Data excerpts
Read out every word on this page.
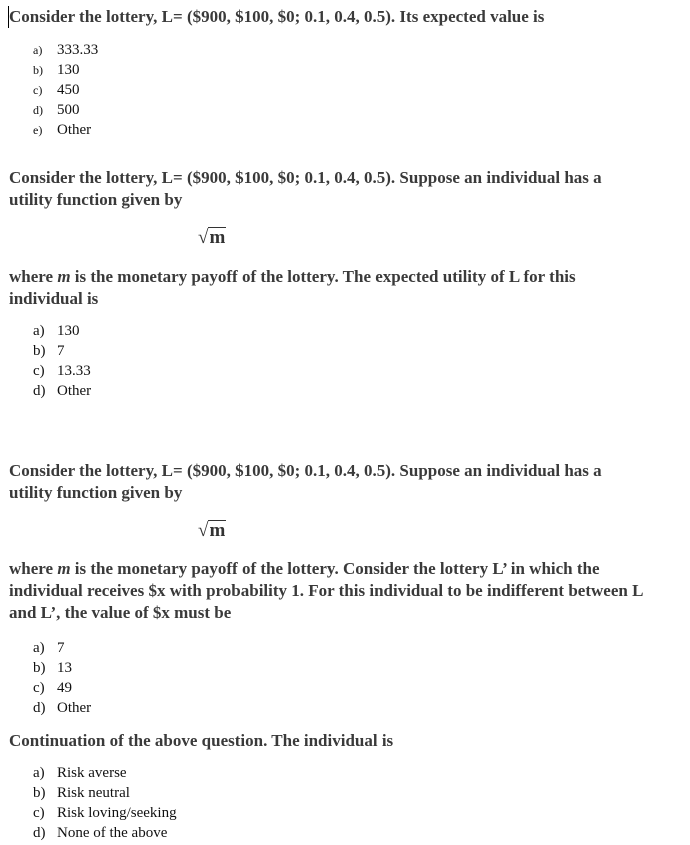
Consider the lottery, L= ($900, $100, $0; 0.1, 0.4, 0.5). Its expected value is
a) 333.33
b) 130
c) 450
d) 500
e) Other
Consider the lottery, L= ($900, $100, $0; 0.1, 0.4, 0.5). Suppose an individual has a utility function given by
√m
where m is the monetary payoff of the lottery. The expected utility of L for this individual is
a) 130
b) 7
c) 13.33
d) Other
Consider the lottery, L= ($900, $100, $0; 0.1, 0.4, 0.5). Suppose an individual has a utility function given by
√m
where m is the monetary payoff of the lottery. Consider the lottery L’ in which the individual receives $x with probability 1. For this individual to be indifferent between L and L’, the value of $x must be
a) 7
b) 13
c) 49
d) Other
Continuation of the above question. The individual is
a) Risk averse
b) Risk neutral
c) Risk loving/seeking
d) None of the above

#### What is required
Copy each line exactly, and leave the pictures out of your copy.

#### Exercise output
Read out every word on this page.
Consider the lottery, L= ($900, $100, $0; 0.1, 0.4, 0.5). Its expected value is
a) 333.33
b) 130
c) 450
d) 500
e) Other
Consider the lottery, L= ($900, $100, $0; 0.1, 0.4, 0.5). Suppose an individual has a utility function given by
√m
where m is the monetary payoff of the lottery. The expected utility of L for this individual is
a) 130
b) 7
c) 13.33
d) Other
Consider the lottery, L= ($900, $100, $0; 0.1, 0.4, 0.5). Suppose an individual has a utility function given by
√m
where m is the monetary payoff of the lottery. Consider the lottery L’ in which the individual receives $x with probability 1. For this individual to be indifferent between L and L’, the value of $x must be
a) 7
b) 13
c) 49
d) Other
Continuation of the above question. The individual is
a) Risk averse
b) Risk neutral
c) Risk loving/seeking
d) None of the above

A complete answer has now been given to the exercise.